STATED EXERCISE:
Give back the records below exactly, every one, with no pictures.

====

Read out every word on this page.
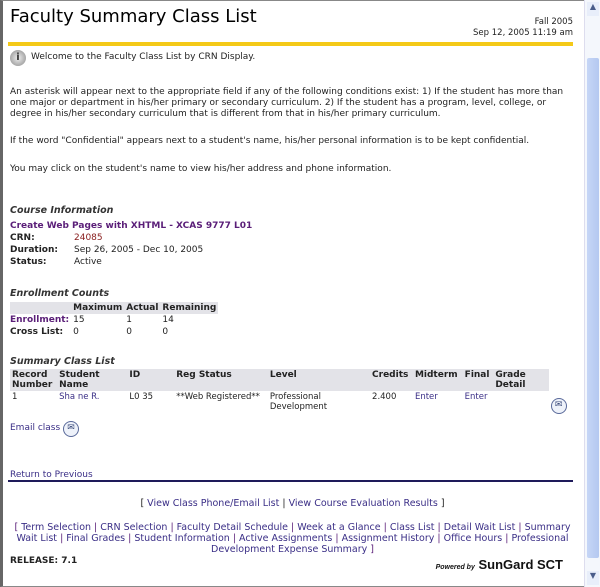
▲
▼
Faculty Summary Class List	Fall 2005
Sep 12, 2005 11:19 am
i	Welcome to the Faculty Class List by CRN Display.

An asterisk will appear next to the appropriate field if any of the following conditions exist: 1) If the student has more than one major or department in his/her primary or secondary curriculum. 2) If the student has a program, level, college, or degree in his/her secondary curriculum that is different from that in his/her primary curriculum.

If the word "Confidential" appears next to a student's name, his/her personal information is to be kept confidential.

You may click on the student's name to view his/her address and phone information.

Course Information
Create Web Pages with XHTML - XCAS 9777 L01
CRN:	24085
Duration:	Sep 26, 2005 - Dec 10, 2005
Status:	Active
Enrollment Counts
	Maximum	Actual	Remaining
Enrollment:	15	1	14
Cross List:	0	0	0
Summary Class List
Record Number	Student Name	ID	Reg Status	Level	Credits	Midterm	Final	Grade Detail	
1	Sha ne R.	L0 35	**Web Registered**	Professional Development	2.400	Enter	Enter		✉
Email class ✉
Return to Previous
[ View Class Phone/Email List | View Course Evaluation Results ]
[ Term Selection | CRN Selection | Faculty Detail Schedule | Week at a Glance | Class List | Detail Wait List | Summary Wait List | Final Grades | Student Information | Active Assignments | Assignment History | Office Hours | Professional Development Expense Summary ]
RELEASE: 7.1
Powered by SunGard SCT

====

TASK OUTPUT:
Read out every word on this page.
▲
▼
Faculty Summary Class List	Fall 2005
Sep 12, 2005 11:19 am
i	Welcome to the Faculty Class List by CRN Display.

An asterisk will appear next to the appropriate field if any of the following conditions exist: 1) If the student has more than one major or department in his/her primary or secondary curriculum. 2) If the student has a program, level, college, or degree in his/her secondary curriculum that is different from that in his/her primary curriculum.

If the word "Confidential" appears next to a student's name, his/her personal information is to be kept confidential.

You may click on the student's name to view his/her address and phone information.

Course Information
Create Web Pages with XHTML - XCAS 9777 L01
CRN:	24085
Duration:	Sep 26, 2005 - Dec 10, 2005
Status:	Active
Enrollment Counts
	Maximum	Actual	Remaining
Enrollment:	15	1	14
Cross List:	0	0	0
Summary Class List
Record Number	Student Name	ID	Reg Status	Level	Credits	Midterm	Final	Grade Detail	
1	Sha ne R.	L0 35	**Web Registered**	Professional Development	2.400	Enter	Enter		✉
Email class ✉
Return to Previous
[ View Class Phone/Email List | View Course Evaluation Results ]
[ Term Selection | CRN Selection | Faculty Detail Schedule | Week at a Glance | Class List | Detail Wait List | Summary Wait List | Final Grades | Student Information | Active Assignments | Assignment History | Office Hours | Professional Development Expense Summary ]
RELEASE: 7.1
Powered by SunGard SCT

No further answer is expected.